Discussion in 'Electronic Repair' started by Yianni, Aug 13, 2008.

  1. Yianni

    Yianni Guest

    Hi,
    I have a small ultrasonic cleaner. It's frequency is 40kHz, and I want to
    increase it to about 50%. I expect about 15W output. Which parts I should
    change? I suspect the two blue capacitors, but I'm not sure. My knowledge in
    electronics is low.

    Some details: The ic is the 555, for on/off and timer purposes, including
    the relay and the small trnasistor. The above left part (in reference to
    Photo 017.jpg) is the AC input, and the upper part the AC-->DC. The
    transformer drives the transducer. The low part is the oscillator (two
    transistors, some resistors 1 and 1/2W, a few capacitors and two diodes).
    The torroidal transformer I don't know what it does.

    Does anyone know which parts to change? I don't know to change the
    transformer if it needed. I will try with the same transformer. Output
    wattage is not significant.

    http://www.inkline.gr/temp/Photo 017.jpg
    http://www.inkline.gr/temp/Photo 015.jpg
    http://www.inkline.gr/temp/Photo 018.jpg
    http://www.inkline.gr/temp/Photo 007.jpg


    Thank you
     
  2. PeterD

    PeterD Guest

    'it' being frequency? If so, I doubt it: the transducer is resonate
    and would have to be replaced.

Layout element entries:
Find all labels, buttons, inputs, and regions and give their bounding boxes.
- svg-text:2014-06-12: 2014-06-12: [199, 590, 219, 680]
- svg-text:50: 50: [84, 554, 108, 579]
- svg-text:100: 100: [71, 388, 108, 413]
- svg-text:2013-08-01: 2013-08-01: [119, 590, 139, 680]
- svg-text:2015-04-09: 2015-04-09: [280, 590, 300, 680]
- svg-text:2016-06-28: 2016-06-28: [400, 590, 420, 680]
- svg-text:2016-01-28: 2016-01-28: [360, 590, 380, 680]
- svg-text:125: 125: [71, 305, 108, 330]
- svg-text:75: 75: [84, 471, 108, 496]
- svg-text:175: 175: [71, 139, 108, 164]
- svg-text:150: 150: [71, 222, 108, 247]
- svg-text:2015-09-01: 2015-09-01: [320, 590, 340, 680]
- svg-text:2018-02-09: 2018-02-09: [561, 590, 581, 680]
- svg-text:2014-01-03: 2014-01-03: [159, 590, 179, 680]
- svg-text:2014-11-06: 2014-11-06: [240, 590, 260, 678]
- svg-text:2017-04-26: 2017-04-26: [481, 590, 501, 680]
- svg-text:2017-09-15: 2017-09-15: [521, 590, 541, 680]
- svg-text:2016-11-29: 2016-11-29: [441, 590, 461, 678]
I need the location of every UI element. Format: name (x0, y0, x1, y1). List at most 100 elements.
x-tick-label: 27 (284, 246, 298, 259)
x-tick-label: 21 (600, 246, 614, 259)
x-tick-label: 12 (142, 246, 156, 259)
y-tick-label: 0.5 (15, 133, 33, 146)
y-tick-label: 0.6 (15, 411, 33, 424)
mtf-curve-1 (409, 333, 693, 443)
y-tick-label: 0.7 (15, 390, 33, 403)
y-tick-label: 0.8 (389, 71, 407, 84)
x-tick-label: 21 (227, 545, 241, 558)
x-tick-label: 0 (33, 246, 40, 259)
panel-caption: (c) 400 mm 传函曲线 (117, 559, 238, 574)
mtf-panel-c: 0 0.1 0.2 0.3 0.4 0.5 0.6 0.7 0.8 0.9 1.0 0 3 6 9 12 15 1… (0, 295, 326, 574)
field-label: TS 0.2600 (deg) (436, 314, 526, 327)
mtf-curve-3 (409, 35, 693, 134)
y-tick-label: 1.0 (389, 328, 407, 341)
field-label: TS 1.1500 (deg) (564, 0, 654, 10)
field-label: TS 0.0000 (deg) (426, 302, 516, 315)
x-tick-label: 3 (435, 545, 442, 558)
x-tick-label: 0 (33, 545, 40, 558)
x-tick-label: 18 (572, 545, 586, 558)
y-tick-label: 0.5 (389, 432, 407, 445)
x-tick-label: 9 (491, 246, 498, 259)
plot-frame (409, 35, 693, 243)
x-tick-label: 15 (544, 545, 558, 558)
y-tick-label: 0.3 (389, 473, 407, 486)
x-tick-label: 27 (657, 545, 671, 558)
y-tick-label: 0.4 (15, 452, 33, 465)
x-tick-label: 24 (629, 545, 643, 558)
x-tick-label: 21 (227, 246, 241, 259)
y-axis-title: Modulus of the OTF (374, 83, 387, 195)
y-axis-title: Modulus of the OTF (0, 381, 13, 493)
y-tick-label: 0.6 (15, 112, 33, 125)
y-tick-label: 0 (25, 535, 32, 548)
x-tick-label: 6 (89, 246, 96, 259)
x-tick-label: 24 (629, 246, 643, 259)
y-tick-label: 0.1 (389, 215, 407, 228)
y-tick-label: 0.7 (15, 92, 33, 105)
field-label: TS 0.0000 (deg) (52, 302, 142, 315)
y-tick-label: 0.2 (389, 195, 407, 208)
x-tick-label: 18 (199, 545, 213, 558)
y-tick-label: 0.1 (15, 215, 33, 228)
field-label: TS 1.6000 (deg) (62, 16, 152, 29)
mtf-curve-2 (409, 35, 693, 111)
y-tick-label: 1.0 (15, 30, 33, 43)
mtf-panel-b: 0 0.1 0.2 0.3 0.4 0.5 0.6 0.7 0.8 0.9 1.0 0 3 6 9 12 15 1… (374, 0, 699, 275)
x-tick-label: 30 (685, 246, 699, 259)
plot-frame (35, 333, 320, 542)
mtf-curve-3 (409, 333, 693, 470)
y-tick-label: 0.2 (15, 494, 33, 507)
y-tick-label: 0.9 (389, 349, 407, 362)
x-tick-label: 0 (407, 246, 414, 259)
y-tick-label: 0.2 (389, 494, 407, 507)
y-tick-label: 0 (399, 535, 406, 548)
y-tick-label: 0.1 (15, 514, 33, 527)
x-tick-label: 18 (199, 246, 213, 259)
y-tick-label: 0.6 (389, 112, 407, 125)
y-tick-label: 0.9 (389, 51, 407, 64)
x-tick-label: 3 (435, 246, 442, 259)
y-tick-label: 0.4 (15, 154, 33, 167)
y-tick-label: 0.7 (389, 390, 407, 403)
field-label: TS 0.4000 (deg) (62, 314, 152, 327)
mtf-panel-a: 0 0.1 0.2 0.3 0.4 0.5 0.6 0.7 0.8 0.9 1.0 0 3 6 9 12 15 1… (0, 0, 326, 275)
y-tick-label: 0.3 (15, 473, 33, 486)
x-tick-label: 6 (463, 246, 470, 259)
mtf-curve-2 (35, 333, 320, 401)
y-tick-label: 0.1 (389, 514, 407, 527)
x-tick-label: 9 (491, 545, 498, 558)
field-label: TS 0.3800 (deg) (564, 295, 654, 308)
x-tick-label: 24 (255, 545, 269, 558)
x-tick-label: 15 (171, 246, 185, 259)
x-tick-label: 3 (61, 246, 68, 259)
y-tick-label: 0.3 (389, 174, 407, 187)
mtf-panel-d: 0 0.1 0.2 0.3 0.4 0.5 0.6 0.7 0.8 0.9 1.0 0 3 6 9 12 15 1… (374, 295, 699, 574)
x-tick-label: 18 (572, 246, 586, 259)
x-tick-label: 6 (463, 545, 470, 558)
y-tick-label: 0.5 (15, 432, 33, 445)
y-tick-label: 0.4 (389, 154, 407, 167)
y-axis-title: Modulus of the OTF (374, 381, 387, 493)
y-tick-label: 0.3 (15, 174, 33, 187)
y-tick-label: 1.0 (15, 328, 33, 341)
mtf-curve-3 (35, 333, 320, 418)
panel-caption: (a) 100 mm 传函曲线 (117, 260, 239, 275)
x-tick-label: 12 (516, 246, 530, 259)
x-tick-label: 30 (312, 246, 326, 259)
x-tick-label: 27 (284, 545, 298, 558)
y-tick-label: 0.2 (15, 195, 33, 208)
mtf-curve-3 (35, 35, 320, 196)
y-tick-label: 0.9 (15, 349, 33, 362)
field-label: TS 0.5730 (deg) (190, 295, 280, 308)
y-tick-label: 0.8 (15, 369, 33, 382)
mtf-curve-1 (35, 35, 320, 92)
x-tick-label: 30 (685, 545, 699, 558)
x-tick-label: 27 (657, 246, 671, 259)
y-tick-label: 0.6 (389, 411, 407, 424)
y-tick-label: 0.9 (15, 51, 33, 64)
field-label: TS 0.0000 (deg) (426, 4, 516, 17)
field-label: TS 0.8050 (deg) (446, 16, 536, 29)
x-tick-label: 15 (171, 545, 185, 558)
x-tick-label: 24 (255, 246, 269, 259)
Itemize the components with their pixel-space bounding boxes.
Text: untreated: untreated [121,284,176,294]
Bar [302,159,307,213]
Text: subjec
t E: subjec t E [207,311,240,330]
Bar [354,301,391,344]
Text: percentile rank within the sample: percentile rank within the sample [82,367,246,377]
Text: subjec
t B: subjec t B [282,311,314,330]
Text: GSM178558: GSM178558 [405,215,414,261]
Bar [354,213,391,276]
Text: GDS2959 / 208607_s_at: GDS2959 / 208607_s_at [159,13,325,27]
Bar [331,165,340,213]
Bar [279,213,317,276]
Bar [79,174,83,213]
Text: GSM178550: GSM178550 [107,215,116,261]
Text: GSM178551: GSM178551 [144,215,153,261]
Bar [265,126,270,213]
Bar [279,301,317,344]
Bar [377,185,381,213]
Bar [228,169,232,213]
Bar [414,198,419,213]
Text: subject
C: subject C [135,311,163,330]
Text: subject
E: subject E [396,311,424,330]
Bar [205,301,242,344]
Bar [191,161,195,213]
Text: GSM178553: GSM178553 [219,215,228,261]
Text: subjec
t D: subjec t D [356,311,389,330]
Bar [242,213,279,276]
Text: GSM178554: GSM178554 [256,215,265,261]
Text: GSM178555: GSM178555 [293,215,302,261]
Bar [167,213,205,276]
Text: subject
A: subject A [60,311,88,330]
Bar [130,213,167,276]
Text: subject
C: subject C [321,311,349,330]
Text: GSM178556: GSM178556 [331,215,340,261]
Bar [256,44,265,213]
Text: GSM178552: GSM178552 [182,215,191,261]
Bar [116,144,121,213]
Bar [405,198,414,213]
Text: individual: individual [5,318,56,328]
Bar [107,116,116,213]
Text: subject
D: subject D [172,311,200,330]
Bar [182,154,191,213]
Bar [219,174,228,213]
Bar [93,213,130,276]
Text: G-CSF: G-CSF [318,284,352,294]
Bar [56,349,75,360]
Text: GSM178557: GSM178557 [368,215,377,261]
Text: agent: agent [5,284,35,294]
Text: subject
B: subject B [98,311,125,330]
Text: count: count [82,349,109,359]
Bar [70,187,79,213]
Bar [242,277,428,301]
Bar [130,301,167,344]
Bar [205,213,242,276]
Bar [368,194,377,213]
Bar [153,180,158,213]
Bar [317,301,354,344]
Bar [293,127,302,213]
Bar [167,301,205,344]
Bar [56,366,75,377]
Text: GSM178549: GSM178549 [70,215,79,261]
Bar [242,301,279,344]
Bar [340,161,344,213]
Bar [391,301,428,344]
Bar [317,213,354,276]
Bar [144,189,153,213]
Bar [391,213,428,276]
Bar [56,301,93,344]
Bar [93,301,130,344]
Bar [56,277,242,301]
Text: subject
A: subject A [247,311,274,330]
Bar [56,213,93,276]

> _Objectives_:
• 1. Rewrite the paragraph of the forum thread that begins "Some details:" as a brief bulleted list, keeping its main facts.
• 2. According to the forum thread, what is the current frequency of the ultrasonic cleaner?

> _Correct answers_:
• 1.
- The 555 IC handles on/off and timer functions, along with the relay and the small transistor.
- The upper left part (as seen in Photo 017.jpg) is the AC input, and the upper part is the AC-to-DC section.
- The transformer drives the transducer.
- The lower part is the oscillator: two transistors, some 1 and 1/2 W resistors, a few capacitors, and two diodes.
- The poster does not know what the toroidal transformer does.

• 2. 40 kHz